■ **AIM OF THE EXERCISE**:
Identify all lines in the data containing the string "RAJSHRI". Copy them out.

■ **LISTED ENTRIES**:
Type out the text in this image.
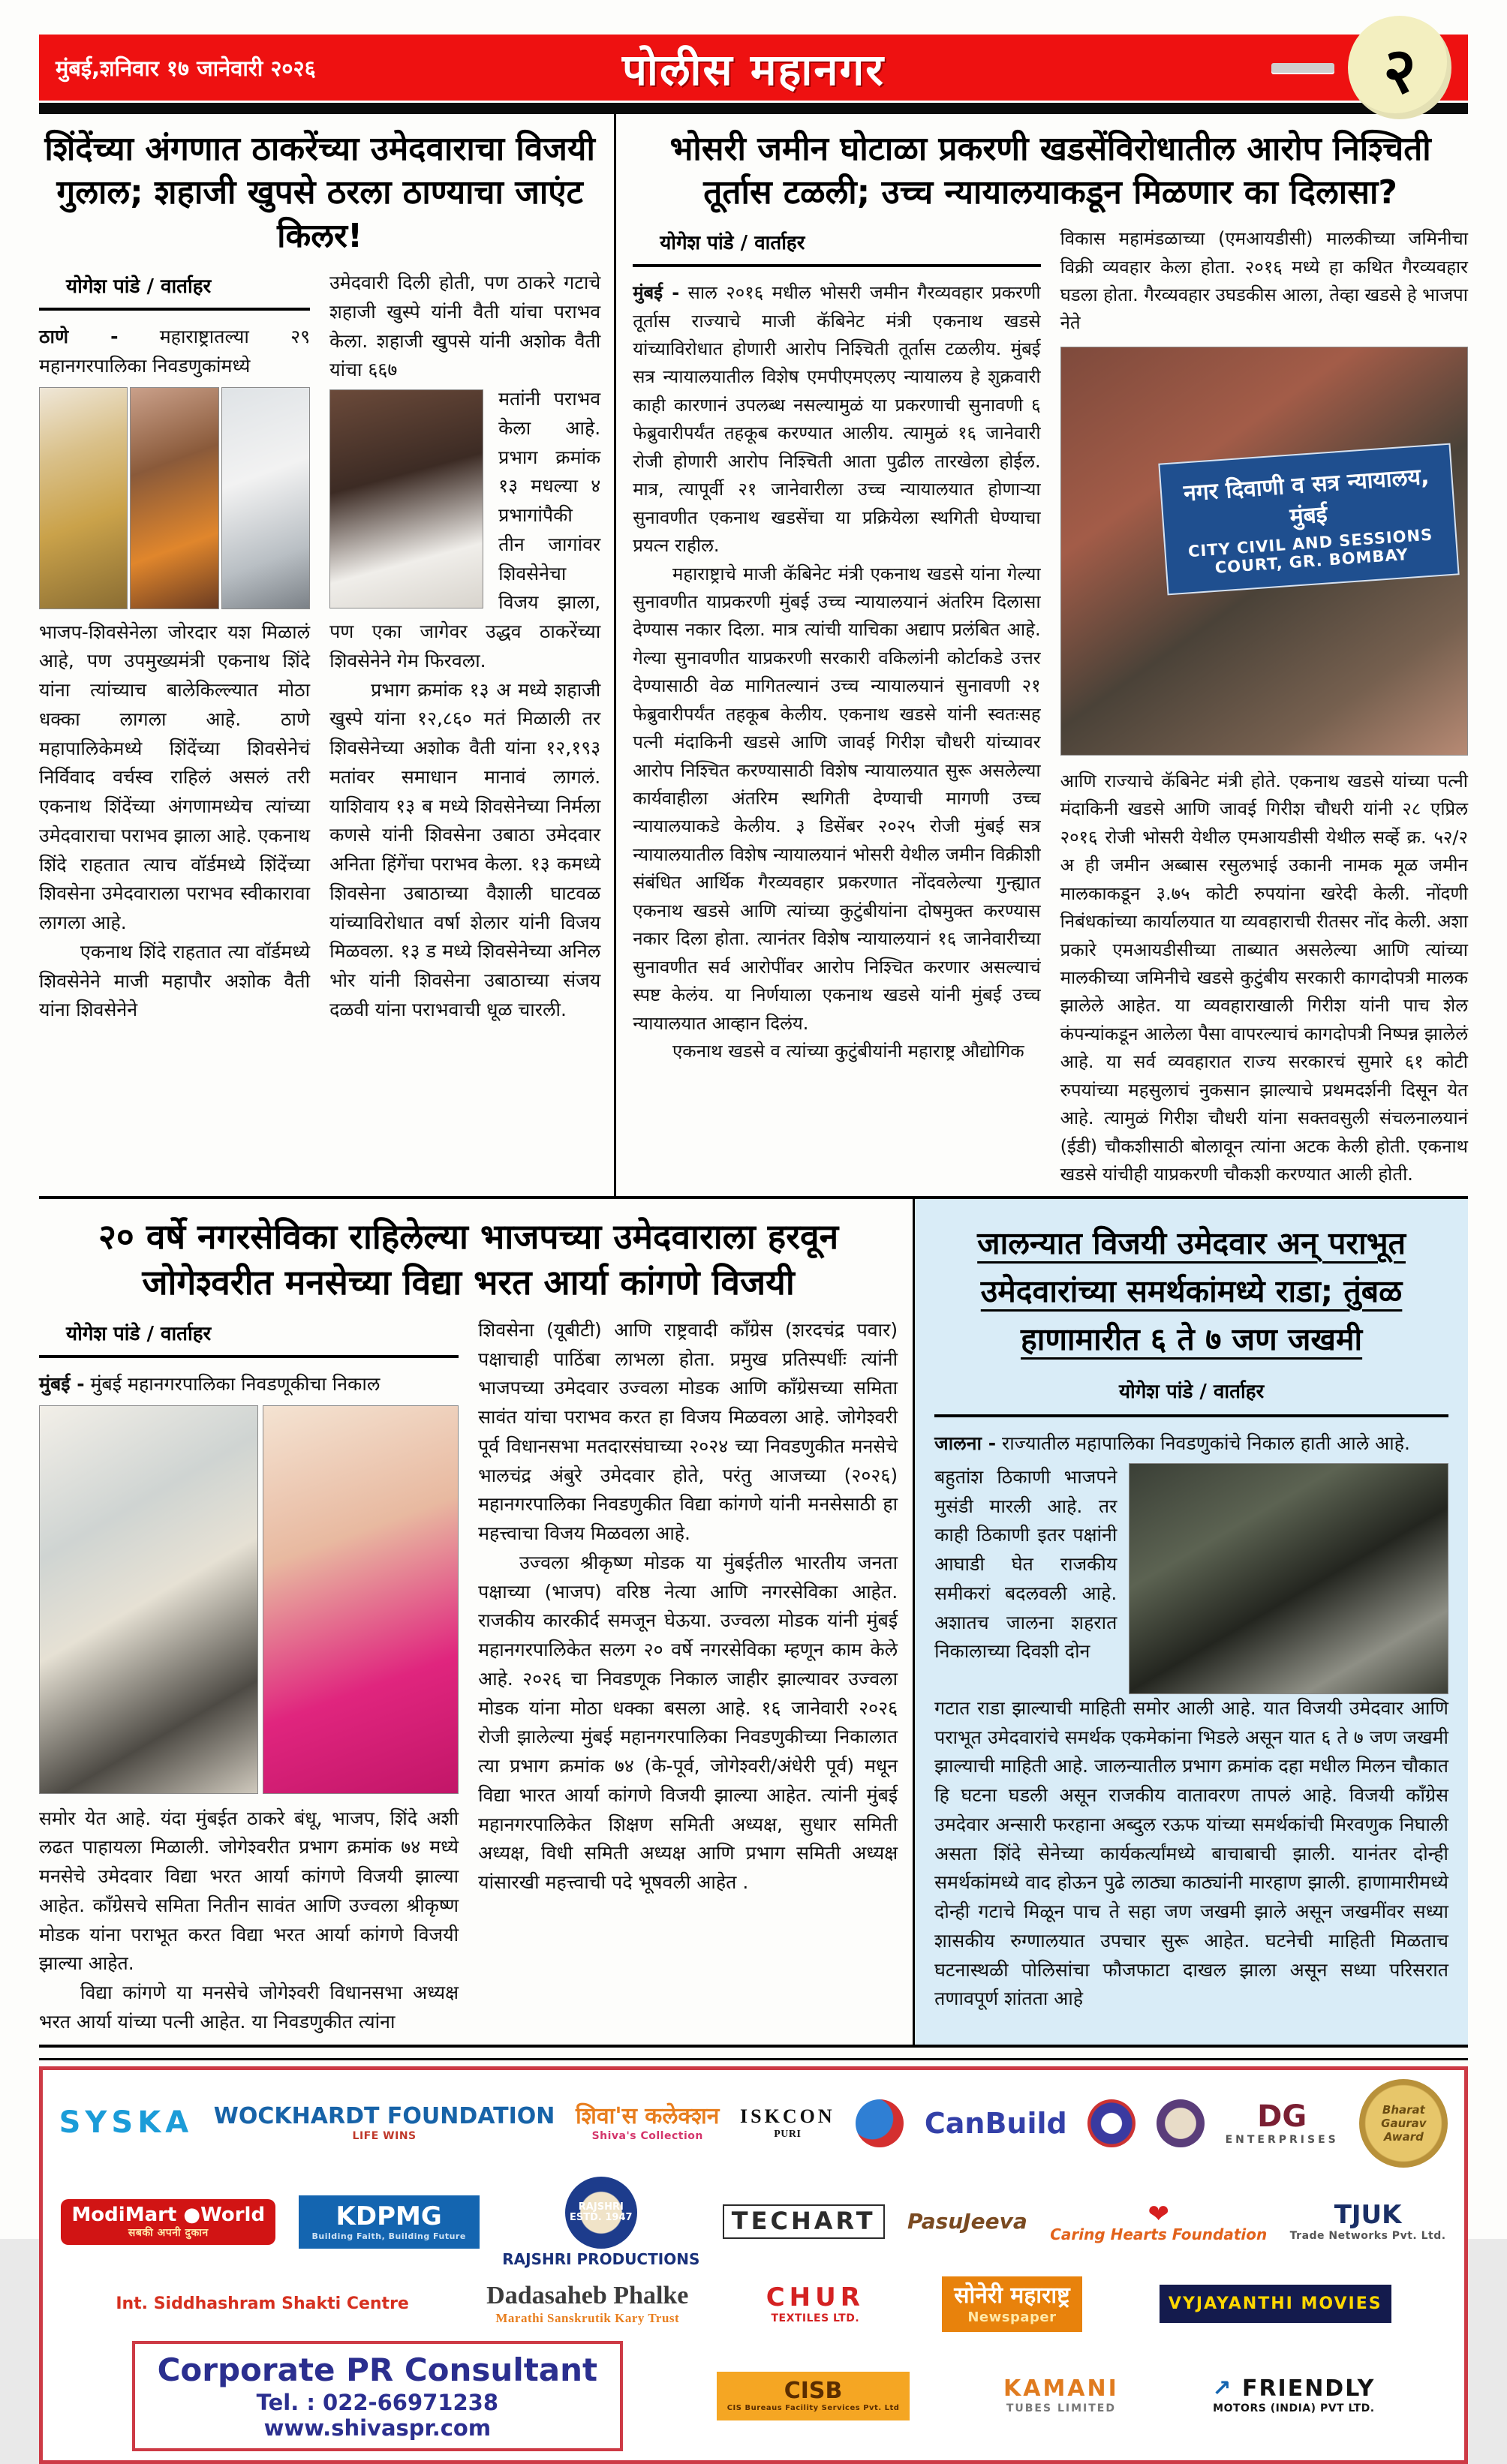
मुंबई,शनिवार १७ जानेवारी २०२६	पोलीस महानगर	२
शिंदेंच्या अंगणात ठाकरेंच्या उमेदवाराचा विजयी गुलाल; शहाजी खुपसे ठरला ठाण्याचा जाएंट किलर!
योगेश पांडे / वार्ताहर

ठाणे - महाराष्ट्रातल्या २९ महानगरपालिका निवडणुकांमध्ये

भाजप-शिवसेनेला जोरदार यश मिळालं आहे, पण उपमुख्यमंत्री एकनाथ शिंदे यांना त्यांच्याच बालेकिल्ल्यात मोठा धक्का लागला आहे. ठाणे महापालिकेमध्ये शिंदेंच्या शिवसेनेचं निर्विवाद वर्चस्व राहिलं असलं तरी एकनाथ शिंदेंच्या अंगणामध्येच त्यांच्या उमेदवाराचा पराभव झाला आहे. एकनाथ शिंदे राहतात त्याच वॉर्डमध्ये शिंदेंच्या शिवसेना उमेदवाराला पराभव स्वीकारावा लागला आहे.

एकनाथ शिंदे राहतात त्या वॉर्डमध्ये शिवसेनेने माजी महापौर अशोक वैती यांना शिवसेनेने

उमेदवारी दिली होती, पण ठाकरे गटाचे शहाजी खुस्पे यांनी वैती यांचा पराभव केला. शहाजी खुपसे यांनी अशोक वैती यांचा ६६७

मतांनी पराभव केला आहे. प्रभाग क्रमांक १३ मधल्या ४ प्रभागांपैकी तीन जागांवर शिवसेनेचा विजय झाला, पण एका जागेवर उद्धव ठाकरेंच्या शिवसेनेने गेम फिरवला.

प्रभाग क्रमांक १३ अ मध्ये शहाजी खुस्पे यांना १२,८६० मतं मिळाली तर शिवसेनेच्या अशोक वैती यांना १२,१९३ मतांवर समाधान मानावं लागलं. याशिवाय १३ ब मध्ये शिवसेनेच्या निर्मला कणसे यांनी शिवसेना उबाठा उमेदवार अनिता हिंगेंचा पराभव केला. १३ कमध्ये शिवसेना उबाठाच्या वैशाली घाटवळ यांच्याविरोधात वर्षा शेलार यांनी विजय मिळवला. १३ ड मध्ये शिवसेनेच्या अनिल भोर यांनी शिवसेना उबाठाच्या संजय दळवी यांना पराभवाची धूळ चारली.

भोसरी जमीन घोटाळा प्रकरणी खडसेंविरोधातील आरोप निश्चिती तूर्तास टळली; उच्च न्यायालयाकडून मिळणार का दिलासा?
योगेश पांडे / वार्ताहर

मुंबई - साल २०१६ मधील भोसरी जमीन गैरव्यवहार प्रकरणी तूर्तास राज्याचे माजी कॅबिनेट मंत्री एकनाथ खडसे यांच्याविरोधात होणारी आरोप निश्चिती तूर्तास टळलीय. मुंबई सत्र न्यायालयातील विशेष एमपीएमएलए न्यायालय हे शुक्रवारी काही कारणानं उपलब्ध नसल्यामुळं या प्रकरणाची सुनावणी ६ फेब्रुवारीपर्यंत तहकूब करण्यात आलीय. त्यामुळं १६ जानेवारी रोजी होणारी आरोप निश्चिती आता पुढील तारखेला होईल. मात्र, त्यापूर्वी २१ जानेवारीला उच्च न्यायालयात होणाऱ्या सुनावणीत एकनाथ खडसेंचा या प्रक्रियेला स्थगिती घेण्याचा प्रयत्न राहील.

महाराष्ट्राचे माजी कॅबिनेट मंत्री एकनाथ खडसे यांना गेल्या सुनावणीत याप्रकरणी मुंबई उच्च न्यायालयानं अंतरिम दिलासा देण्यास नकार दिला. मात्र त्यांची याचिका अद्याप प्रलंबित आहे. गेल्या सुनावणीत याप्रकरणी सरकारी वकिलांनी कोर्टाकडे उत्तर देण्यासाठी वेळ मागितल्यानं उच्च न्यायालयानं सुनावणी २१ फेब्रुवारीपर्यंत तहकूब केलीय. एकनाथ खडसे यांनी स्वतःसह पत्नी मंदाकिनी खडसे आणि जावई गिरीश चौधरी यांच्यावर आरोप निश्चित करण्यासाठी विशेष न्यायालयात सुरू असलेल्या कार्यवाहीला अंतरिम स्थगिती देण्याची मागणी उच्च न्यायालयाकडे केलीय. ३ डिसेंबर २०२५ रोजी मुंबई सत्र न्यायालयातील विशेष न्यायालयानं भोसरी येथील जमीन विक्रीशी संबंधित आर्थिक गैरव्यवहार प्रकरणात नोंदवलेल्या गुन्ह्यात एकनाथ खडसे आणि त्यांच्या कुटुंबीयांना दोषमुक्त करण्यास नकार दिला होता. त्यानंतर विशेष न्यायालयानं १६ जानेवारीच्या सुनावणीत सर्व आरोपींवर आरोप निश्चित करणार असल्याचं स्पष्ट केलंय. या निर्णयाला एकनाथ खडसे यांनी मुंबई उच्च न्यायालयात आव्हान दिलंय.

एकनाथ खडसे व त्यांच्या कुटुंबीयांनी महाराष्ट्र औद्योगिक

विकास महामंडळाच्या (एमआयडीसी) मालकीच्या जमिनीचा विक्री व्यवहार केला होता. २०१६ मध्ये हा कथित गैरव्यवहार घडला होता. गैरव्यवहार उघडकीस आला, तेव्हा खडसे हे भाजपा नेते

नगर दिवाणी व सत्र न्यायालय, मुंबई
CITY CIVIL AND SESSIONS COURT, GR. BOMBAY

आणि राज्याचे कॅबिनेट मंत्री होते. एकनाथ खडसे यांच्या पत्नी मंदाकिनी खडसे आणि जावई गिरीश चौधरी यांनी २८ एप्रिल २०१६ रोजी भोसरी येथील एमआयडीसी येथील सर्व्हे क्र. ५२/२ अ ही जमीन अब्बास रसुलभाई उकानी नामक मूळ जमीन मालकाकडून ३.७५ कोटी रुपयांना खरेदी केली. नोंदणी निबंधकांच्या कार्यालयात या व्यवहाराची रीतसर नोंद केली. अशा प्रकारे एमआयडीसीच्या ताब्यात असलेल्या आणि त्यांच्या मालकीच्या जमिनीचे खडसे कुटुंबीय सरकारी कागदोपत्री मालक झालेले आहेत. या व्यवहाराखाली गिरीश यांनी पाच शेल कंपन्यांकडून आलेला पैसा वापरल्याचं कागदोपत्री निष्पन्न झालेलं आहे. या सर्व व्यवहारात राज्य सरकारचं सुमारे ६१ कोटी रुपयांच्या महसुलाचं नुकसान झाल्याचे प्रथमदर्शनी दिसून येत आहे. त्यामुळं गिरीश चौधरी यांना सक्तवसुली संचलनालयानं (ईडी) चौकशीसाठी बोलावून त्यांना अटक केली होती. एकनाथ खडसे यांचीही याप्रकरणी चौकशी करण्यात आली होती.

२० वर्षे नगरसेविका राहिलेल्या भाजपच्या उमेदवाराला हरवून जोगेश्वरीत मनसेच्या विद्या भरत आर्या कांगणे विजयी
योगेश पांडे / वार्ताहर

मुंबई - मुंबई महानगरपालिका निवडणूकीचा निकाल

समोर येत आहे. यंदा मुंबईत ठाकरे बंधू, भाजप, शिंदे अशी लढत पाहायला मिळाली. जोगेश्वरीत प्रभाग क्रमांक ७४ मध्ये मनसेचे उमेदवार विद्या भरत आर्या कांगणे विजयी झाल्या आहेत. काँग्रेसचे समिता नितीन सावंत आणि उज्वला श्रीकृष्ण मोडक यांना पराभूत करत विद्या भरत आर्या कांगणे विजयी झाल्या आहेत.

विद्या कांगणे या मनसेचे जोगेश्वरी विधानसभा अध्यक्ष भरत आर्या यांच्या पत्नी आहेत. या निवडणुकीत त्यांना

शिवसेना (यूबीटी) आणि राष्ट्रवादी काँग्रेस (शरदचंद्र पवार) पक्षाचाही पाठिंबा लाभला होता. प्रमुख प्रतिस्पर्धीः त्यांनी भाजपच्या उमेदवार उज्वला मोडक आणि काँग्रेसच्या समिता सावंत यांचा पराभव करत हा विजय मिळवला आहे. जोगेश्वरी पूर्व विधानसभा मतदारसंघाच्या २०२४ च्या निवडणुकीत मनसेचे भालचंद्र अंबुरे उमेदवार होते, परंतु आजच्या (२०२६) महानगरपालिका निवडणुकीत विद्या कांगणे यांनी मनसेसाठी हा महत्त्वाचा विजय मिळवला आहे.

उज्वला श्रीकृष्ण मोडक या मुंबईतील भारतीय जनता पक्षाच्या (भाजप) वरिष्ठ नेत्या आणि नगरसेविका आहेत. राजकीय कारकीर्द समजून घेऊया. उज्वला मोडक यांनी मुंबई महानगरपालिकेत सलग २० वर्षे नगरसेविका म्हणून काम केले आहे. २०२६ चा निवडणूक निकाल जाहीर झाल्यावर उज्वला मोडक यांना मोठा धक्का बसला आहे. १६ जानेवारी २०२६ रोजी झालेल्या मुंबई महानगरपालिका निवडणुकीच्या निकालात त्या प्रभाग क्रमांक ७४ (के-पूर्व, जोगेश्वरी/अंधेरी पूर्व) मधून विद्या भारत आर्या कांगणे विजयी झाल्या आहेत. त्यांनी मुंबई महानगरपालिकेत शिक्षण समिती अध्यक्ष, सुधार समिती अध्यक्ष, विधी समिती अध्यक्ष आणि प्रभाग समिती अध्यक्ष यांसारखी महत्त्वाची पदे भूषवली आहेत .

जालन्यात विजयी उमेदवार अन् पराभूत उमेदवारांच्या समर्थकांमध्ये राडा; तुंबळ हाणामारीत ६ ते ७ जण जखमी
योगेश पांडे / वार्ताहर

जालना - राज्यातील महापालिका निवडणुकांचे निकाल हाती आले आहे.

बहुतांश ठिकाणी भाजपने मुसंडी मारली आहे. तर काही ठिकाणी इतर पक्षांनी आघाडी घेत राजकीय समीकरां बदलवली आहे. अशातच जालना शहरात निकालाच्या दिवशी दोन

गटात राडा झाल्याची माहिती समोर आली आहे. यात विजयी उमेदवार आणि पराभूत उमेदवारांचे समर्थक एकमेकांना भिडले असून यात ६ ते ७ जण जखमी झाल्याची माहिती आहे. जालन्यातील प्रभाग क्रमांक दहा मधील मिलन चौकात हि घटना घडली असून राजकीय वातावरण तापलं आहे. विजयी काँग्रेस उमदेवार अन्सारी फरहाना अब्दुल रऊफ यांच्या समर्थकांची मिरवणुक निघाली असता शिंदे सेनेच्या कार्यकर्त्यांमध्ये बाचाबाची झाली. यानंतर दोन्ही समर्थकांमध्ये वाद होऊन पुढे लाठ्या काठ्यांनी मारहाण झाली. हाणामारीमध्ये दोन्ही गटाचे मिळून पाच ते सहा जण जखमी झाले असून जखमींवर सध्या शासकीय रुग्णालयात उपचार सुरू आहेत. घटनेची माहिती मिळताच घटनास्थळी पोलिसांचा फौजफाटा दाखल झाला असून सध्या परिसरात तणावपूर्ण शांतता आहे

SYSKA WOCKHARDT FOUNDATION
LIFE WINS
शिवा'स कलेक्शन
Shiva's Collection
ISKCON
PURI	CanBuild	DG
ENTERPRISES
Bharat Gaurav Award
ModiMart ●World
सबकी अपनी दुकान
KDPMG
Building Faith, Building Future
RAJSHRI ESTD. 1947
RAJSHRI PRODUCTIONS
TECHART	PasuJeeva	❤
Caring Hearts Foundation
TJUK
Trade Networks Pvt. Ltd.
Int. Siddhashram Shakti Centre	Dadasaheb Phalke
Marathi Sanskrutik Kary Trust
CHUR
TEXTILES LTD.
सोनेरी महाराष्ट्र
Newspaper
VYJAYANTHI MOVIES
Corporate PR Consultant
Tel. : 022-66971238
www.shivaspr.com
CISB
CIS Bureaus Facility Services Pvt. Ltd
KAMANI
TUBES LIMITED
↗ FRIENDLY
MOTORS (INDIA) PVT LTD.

■ **TASK OUTPUT**:
RAJSHRI ESTD. 1947
RAJSHRI PRODUCTIONS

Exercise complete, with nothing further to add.